** BEGIN Dataset entries **

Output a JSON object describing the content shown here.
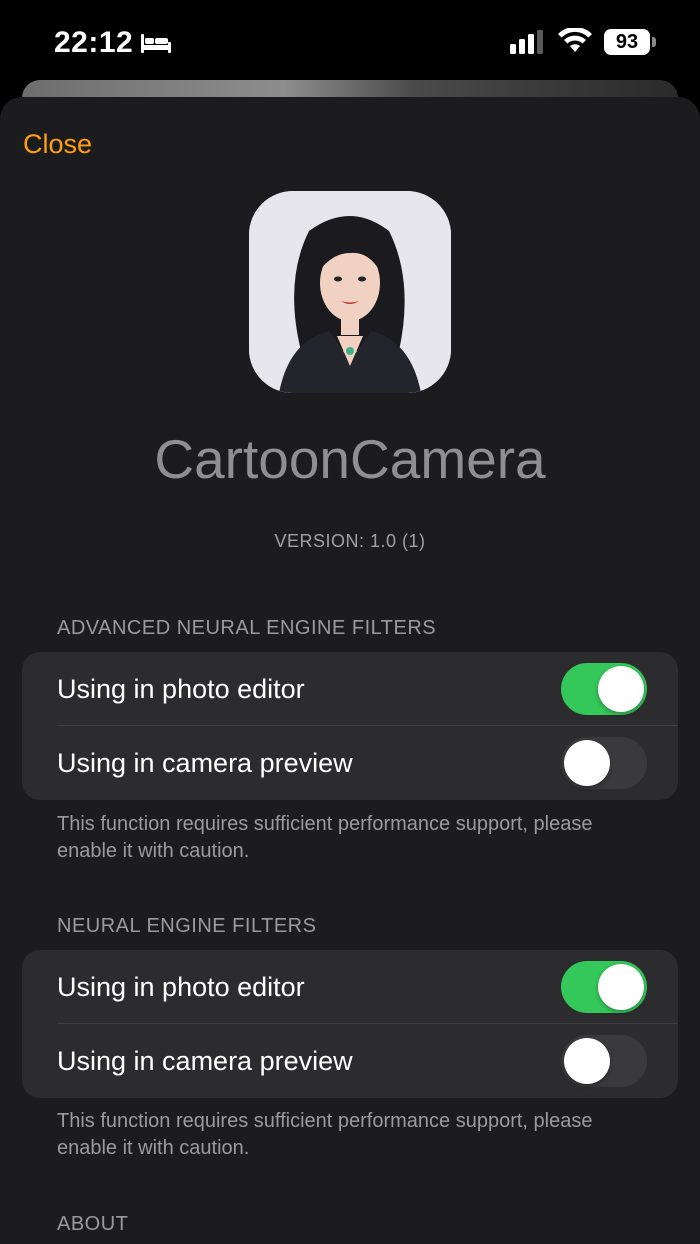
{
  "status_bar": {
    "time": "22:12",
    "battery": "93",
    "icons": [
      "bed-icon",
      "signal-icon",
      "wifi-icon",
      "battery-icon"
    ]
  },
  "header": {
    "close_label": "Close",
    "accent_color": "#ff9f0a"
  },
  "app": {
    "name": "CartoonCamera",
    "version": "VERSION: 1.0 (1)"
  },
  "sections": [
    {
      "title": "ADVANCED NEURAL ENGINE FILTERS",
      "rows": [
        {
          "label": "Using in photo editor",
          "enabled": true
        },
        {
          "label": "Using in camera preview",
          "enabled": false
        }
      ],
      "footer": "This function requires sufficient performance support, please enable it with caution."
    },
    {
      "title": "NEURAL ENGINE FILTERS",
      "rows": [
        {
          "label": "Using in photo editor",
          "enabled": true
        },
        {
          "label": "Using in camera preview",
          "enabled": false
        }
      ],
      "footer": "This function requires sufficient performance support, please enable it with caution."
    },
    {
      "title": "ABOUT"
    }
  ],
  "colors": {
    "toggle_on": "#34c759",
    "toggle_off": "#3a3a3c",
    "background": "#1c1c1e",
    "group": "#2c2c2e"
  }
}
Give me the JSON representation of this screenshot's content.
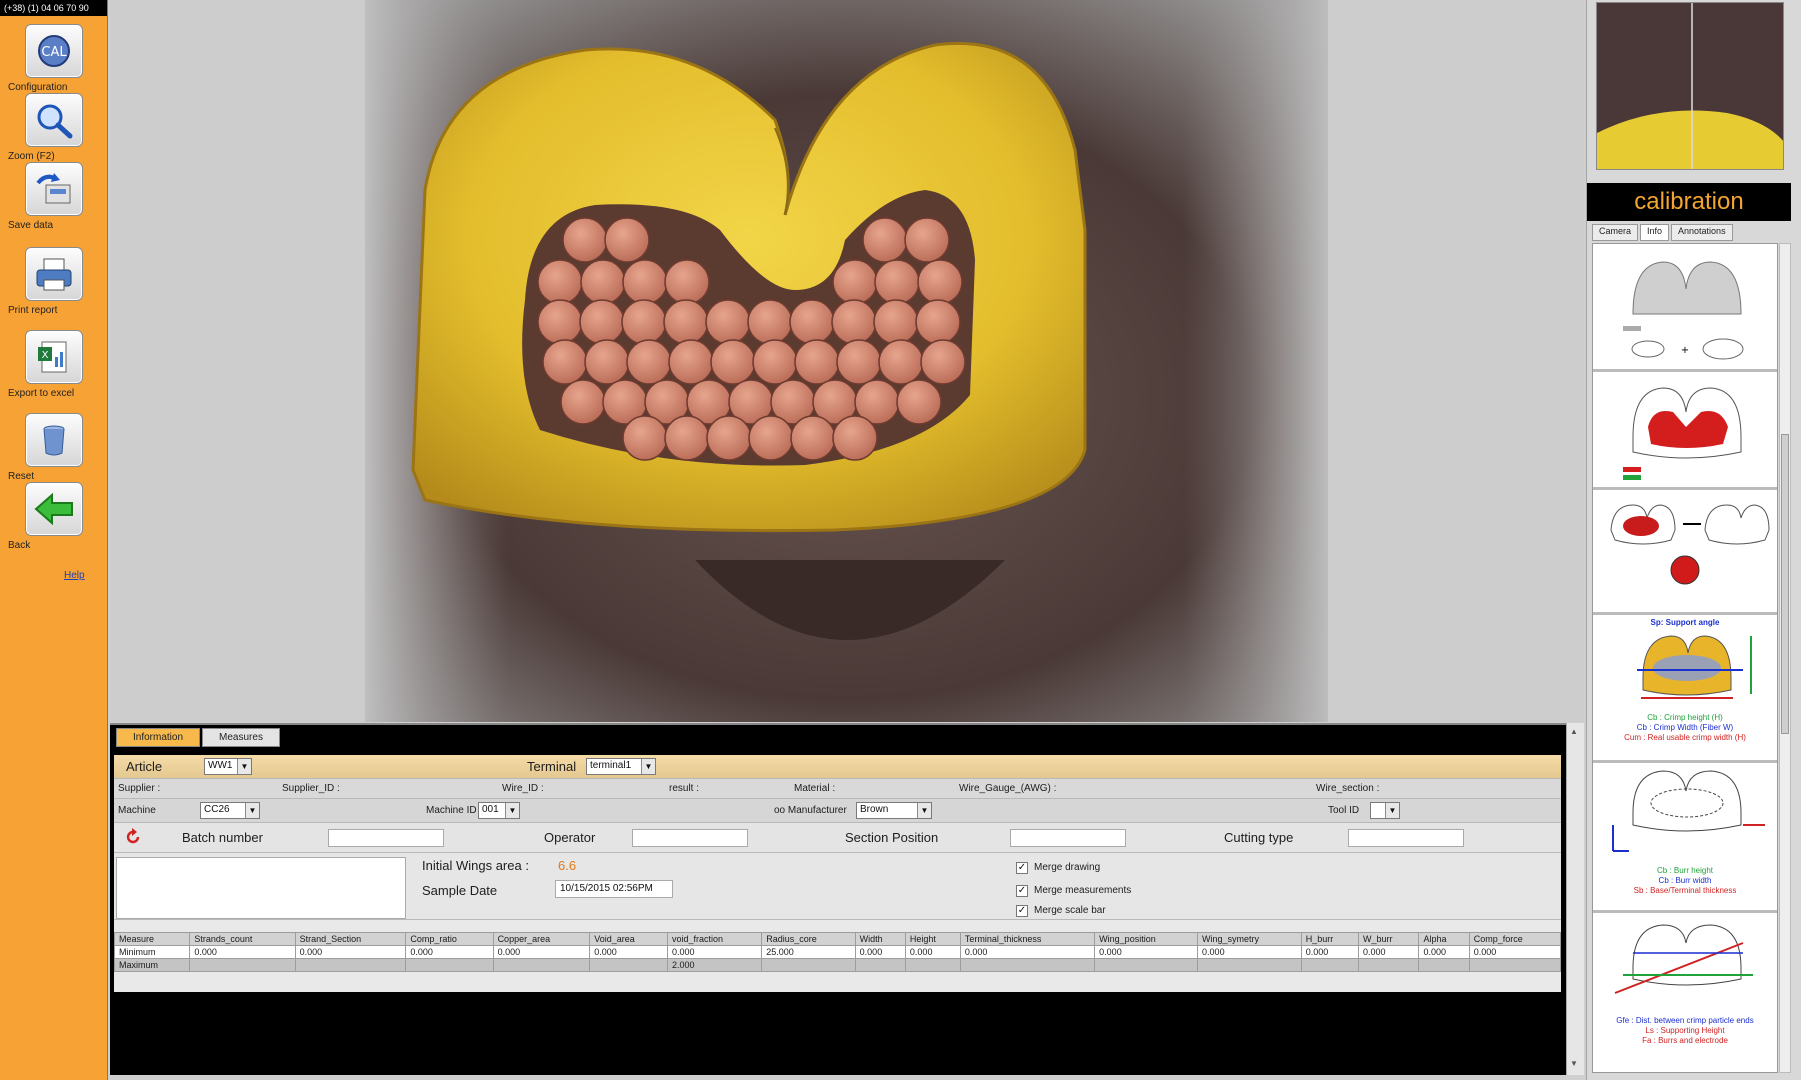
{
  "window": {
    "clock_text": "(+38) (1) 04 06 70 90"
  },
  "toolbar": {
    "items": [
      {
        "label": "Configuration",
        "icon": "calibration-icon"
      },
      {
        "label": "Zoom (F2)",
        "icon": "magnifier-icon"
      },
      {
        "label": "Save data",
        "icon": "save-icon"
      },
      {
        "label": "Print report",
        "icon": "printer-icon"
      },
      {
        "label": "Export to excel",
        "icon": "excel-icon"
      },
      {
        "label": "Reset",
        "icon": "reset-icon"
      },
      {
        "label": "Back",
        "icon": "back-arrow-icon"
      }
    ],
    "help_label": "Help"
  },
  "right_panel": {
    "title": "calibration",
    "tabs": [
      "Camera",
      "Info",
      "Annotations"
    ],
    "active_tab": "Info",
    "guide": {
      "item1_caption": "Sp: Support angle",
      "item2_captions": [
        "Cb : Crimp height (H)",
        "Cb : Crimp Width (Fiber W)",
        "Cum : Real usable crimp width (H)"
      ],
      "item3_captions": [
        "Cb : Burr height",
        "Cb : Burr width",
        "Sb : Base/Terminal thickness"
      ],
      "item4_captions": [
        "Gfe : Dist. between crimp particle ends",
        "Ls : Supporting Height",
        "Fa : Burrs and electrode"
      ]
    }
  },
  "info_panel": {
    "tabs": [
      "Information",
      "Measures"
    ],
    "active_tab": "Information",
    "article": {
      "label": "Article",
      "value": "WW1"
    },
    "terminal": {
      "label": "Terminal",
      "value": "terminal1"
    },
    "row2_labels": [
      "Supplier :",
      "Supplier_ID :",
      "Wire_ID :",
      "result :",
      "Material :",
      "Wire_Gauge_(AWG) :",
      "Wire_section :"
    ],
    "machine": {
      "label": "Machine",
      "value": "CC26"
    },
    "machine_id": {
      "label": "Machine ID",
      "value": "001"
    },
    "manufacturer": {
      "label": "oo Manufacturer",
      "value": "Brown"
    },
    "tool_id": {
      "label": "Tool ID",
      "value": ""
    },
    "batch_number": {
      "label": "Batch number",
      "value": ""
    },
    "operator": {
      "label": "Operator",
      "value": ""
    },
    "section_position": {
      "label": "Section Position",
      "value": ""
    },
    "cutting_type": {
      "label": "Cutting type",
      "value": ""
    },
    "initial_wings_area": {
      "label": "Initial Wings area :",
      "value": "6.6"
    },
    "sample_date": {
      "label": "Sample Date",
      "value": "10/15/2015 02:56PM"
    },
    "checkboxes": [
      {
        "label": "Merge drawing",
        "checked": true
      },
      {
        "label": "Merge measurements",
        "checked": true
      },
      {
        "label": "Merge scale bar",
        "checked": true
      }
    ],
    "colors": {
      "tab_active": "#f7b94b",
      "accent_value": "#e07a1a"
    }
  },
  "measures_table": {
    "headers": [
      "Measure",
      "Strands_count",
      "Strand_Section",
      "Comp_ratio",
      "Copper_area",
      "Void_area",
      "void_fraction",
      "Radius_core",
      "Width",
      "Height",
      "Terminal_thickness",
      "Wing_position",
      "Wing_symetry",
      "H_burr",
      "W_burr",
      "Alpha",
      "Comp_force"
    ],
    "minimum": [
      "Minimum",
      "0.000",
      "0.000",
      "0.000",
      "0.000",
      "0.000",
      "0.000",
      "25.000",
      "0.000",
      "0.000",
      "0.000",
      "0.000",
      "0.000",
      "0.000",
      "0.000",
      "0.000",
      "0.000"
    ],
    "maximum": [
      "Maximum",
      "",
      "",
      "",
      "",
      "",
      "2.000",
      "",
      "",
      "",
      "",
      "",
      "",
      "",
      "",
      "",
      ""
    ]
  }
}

** END Dataset entries **
** BEGIN Dataset entries **

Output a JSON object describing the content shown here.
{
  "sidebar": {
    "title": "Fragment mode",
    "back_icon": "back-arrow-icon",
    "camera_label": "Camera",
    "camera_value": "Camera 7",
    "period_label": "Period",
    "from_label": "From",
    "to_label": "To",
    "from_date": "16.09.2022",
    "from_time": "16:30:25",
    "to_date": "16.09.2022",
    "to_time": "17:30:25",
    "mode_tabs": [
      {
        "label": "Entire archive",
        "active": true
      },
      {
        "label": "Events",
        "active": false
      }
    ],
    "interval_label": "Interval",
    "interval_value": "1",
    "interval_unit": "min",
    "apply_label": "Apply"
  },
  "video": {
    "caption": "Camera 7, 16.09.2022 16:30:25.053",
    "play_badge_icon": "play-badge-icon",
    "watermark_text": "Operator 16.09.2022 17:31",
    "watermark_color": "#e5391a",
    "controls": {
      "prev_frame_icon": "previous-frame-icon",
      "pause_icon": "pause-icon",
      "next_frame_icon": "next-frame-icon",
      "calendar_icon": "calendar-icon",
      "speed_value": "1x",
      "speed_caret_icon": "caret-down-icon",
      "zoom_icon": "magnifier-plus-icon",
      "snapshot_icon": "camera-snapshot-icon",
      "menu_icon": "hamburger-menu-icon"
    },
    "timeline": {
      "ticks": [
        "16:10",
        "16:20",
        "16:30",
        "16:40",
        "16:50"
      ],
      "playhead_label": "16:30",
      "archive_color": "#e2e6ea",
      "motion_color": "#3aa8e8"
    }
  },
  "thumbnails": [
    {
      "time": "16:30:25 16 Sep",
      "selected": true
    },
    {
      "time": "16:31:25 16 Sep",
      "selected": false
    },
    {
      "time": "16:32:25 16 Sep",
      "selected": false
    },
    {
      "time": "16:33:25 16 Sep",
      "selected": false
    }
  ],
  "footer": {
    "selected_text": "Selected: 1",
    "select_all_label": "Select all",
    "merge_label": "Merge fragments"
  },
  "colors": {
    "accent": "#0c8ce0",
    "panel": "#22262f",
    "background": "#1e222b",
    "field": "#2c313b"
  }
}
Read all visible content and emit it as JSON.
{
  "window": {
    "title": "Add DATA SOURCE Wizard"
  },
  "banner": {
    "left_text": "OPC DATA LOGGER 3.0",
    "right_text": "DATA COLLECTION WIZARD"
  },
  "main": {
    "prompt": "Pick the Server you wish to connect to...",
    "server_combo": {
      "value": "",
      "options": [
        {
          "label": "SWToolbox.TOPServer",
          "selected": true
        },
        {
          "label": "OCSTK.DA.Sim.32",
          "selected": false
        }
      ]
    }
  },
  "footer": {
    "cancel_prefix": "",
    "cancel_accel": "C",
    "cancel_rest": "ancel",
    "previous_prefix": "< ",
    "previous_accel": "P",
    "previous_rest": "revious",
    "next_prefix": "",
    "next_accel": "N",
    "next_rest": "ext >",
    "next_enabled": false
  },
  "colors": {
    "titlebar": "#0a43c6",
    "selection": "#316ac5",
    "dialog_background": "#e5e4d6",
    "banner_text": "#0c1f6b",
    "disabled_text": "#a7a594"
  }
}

** END Dataset entries **
** BEGIN Dataset entries **

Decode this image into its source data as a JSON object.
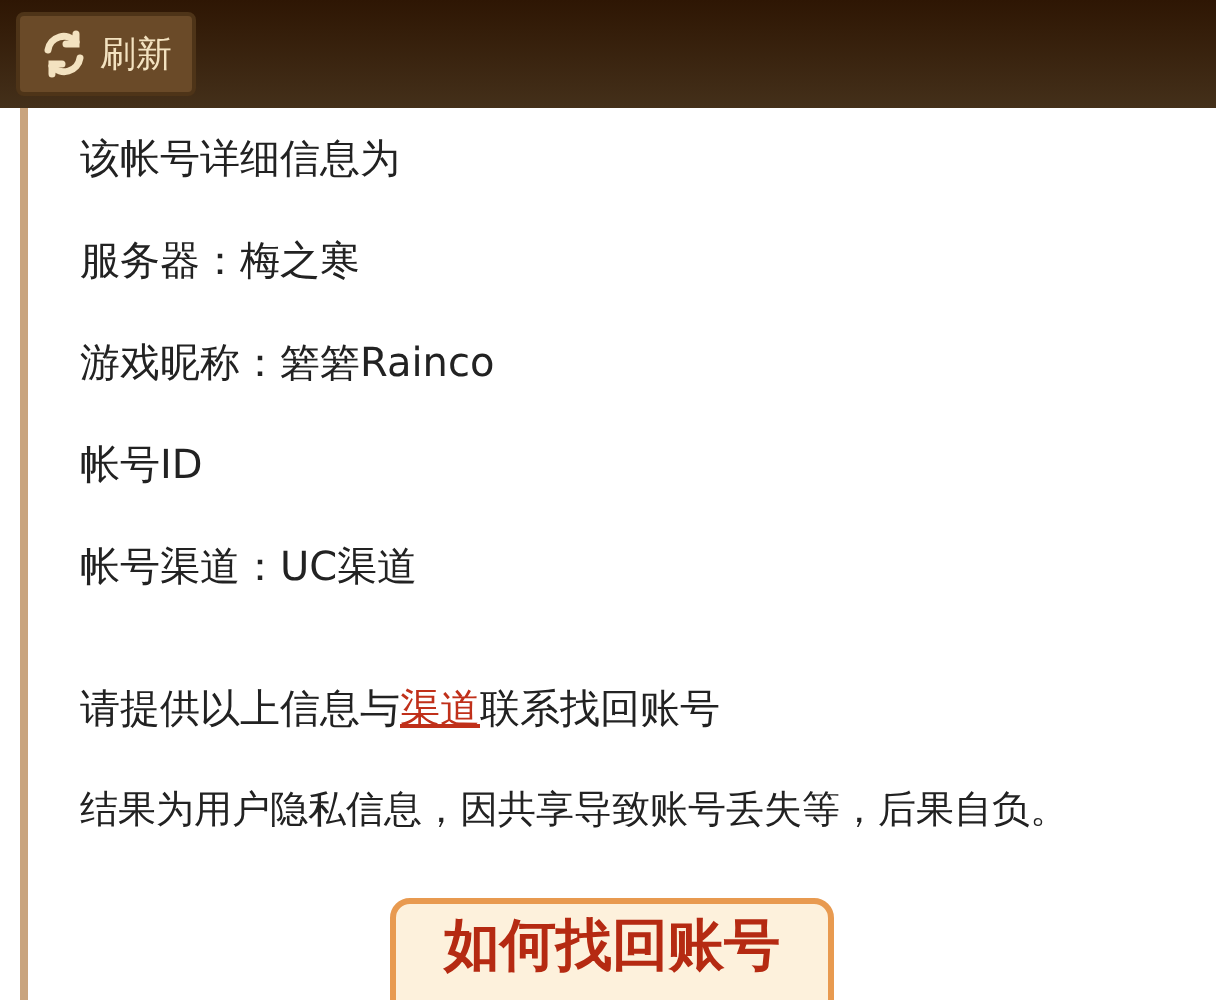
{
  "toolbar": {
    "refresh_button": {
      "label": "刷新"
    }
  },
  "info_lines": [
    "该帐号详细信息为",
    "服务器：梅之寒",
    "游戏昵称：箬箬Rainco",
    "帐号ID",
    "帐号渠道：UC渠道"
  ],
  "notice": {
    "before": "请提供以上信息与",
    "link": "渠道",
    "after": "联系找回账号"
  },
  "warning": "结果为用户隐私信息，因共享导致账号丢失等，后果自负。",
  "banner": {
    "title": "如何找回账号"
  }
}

** END Dataset entries **

§ Short exercise
Select all lines in the listing that include the word "FILTERS".

§ Final result
      "title": "ADVANCED NEURAL ENGINE FILTERS",
      "title": "NEURAL ENGINE FILTERS",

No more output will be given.